# START OF Data for the task

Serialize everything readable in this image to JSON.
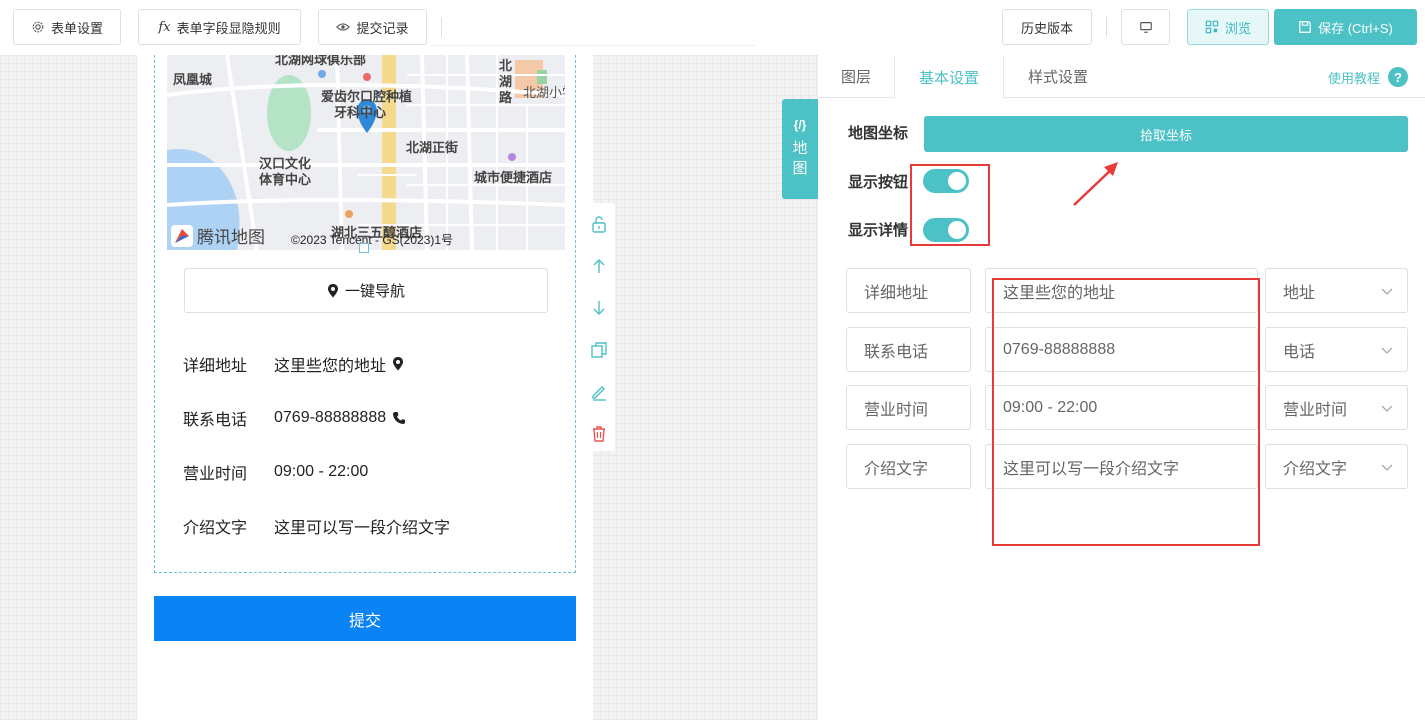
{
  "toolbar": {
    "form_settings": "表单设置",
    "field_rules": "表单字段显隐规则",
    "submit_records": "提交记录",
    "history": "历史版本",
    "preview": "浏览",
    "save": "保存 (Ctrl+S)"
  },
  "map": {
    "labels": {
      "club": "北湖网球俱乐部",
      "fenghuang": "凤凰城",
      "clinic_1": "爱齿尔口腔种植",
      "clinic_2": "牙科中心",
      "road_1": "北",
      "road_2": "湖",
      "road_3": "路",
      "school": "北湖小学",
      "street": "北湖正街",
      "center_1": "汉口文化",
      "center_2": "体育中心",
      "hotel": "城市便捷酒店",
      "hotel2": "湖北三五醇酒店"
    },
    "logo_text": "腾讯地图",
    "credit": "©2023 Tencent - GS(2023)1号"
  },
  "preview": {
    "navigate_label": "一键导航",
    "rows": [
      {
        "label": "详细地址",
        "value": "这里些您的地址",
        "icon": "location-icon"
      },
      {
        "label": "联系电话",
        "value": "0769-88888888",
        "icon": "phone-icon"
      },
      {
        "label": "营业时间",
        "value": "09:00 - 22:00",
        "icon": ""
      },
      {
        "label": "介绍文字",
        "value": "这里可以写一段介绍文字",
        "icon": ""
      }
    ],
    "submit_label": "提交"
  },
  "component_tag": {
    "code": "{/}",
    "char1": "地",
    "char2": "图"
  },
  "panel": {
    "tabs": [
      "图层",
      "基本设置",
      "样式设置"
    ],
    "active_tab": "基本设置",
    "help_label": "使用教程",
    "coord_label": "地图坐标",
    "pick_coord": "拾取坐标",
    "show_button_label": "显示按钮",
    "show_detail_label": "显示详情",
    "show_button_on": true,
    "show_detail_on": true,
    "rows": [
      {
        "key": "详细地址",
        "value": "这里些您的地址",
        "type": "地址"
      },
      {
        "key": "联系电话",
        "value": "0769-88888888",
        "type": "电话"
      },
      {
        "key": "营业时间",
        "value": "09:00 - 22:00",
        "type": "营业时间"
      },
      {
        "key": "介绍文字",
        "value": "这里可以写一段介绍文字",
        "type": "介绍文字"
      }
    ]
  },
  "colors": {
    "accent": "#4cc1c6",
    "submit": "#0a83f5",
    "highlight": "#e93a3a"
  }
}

# END OF Data for the task

* Given problem *
Lines containing the string "true" should be counted; reply with their number and nothing more.

* Reply to the exercise *
2